═══ MATERIAL FOR THIS TASK

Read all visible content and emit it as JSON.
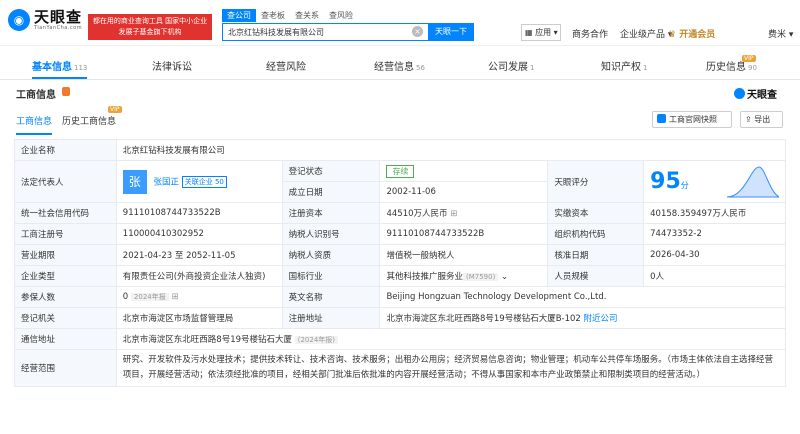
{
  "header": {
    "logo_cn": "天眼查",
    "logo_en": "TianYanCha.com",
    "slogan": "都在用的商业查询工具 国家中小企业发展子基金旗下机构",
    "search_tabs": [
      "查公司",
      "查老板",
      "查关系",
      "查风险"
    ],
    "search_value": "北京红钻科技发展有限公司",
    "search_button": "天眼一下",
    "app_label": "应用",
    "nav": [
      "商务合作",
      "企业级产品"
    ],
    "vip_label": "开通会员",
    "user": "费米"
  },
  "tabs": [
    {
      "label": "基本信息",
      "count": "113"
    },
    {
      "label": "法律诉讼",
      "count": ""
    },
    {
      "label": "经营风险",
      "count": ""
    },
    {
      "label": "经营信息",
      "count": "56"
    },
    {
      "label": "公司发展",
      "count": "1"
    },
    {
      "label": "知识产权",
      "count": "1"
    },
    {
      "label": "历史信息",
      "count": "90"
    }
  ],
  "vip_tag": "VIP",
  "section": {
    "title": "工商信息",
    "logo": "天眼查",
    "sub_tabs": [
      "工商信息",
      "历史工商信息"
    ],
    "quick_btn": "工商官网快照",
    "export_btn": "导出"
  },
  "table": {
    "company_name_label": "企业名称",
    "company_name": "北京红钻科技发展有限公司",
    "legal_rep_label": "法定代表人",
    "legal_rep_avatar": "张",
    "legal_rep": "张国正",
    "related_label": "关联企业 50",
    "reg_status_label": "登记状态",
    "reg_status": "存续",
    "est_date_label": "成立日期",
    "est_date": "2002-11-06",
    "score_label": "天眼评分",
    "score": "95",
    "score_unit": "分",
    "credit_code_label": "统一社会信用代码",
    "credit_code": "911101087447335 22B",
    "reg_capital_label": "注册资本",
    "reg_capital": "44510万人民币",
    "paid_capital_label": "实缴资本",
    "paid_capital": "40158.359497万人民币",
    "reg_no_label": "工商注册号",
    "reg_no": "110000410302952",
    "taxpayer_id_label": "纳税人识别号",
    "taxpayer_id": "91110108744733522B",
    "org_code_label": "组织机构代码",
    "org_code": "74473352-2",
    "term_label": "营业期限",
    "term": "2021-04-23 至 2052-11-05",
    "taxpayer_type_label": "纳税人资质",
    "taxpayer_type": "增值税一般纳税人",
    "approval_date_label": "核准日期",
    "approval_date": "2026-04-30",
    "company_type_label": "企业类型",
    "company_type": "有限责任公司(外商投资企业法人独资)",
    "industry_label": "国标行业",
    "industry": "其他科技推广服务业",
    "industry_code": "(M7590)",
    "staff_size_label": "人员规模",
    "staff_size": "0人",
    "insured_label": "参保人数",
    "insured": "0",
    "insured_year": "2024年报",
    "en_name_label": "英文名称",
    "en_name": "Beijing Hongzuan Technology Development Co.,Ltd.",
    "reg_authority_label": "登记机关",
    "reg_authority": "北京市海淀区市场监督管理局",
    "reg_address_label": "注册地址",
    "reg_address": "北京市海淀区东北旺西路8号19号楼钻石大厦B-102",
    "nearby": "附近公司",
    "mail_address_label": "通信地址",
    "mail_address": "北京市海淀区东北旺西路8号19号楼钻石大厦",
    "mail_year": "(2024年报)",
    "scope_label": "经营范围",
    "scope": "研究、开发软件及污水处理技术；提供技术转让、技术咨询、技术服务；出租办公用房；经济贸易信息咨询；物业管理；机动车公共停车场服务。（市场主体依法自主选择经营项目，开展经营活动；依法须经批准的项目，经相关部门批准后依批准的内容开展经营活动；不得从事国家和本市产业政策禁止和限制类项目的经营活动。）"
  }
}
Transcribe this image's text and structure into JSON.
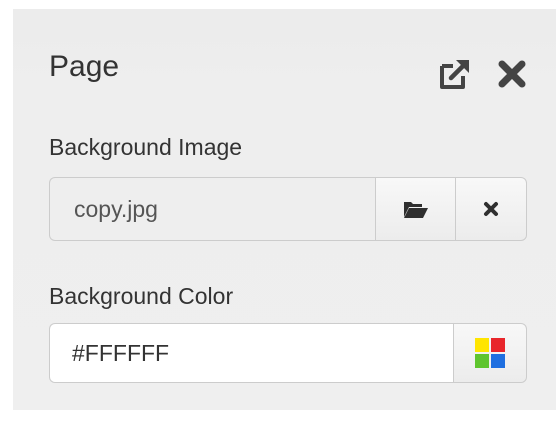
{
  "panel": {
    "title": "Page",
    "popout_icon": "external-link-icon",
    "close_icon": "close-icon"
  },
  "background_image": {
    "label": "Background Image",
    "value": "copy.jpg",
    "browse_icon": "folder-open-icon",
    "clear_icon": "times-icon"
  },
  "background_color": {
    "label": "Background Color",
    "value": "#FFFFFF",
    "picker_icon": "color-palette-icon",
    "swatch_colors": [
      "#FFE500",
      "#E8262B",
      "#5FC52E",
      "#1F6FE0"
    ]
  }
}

══════

All entries must be written out again exactly as given, with no pictures in the copy.

- [WRITTEN ANSWER]:
Read all visible content and emit it as JSON.
{
  "header": {
    "logo_cn": "天眼查",
    "logo_en": "TianYanCha.com",
    "slogan": "都在用的商业查询工具 国家中小企业发展子基金旗下机构",
    "search_tabs": [
      "查公司",
      "查老板",
      "查关系",
      "查风险"
    ],
    "search_value": "北京红钻科技发展有限公司",
    "search_button": "天眼一下",
    "app_label": "应用",
    "nav": [
      "商务合作",
      "企业级产品"
    ],
    "vip_label": "开通会员",
    "user": "费米"
  },
  "tabs": [
    {
      "label": "基本信息",
      "count": "113"
    },
    {
      "label": "法律诉讼",
      "count": ""
    },
    {
      "label": "经营风险",
      "count": ""
    },
    {
      "label": "经营信息",
      "count": "56"
    },
    {
      "label": "公司发展",
      "count": "1"
    },
    {
      "label": "知识产权",
      "count": "1"
    },
    {
      "label": "历史信息",
      "count": "90"
    }
  ],
  "vip_tag": "VIP",
  "section": {
    "title": "工商信息",
    "logo": "天眼查",
    "sub_tabs": [
      "工商信息",
      "历史工商信息"
    ],
    "quick_btn": "工商官网快照",
    "export_btn": "导出"
  },
  "table": {
    "company_name_label": "企业名称",
    "company_name": "北京红钻科技发展有限公司",
    "legal_rep_label": "法定代表人",
    "legal_rep_avatar": "张",
    "legal_rep": "张国正",
    "related_label": "关联企业 50",
    "reg_status_label": "登记状态",
    "reg_status": "存续",
    "est_date_label": "成立日期",
    "est_date": "2002-11-06",
    "score_label": "天眼评分",
    "score": "95",
    "score_unit": "分",
    "credit_code_label": "统一社会信用代码",
    "credit_code": "911101087447335 22B",
    "reg_capital_label": "注册资本",
    "reg_capital": "44510万人民币",
    "paid_capital_label": "实缴资本",
    "paid_capital": "40158.359497万人民币",
    "reg_no_label": "工商注册号",
    "reg_no": "110000410302952",
    "taxpayer_id_label": "纳税人识别号",
    "taxpayer_id": "91110108744733522B",
    "org_code_label": "组织机构代码",
    "org_code": "74473352-2",
    "term_label": "营业期限",
    "term": "2021-04-23 至 2052-11-05",
    "taxpayer_type_label": "纳税人资质",
    "taxpayer_type": "增值税一般纳税人",
    "approval_date_label": "核准日期",
    "approval_date": "2026-04-30",
    "company_type_label": "企业类型",
    "company_type": "有限责任公司(外商投资企业法人独资)",
    "industry_label": "国标行业",
    "industry": "其他科技推广服务业",
    "industry_code": "(M7590)",
    "staff_size_label": "人员规模",
    "staff_size": "0人",
    "insured_label": "参保人数",
    "insured": "0",
    "insured_year": "2024年报",
    "en_name_label": "英文名称",
    "en_name": "Beijing Hongzuan Technology Development Co.,Ltd.",
    "reg_authority_label": "登记机关",
    "reg_authority": "北京市海淀区市场监督管理局",
    "reg_address_label": "注册地址",
    "reg_address": "北京市海淀区东北旺西路8号19号楼钻石大厦B-102",
    "nearby": "附近公司",
    "mail_address_label": "通信地址",
    "mail_address": "北京市海淀区东北旺西路8号19号楼钻石大厦",
    "mail_year": "(2024年报)",
    "scope_label": "经营范围",
    "scope": "研究、开发软件及污水处理技术；提供技术转让、技术咨询、技术服务；出租办公用房；经济贸易信息咨询；物业管理；机动车公共停车场服务。（市场主体依法自主选择经营项目，开展经营活动；依法须经批准的项目，经相关部门批准后依批准的内容开展经营活动；不得从事国家和本市产业政策禁止和限制类项目的经营活动。）"
  }
}
Transcribe this image's text and structure into JSON.
{
  "panel": {
    "title": "Page",
    "popout_icon": "external-link-icon",
    "close_icon": "close-icon"
  },
  "background_image": {
    "label": "Background Image",
    "value": "copy.jpg",
    "browse_icon": "folder-open-icon",
    "clear_icon": "times-icon"
  },
  "background_color": {
    "label": "Background Color",
    "value": "#FFFFFF",
    "picker_icon": "color-palette-icon",
    "swatch_colors": [
      "#FFE500",
      "#E8262B",
      "#5FC52E",
      "#1F6FE0"
    ]
  }
}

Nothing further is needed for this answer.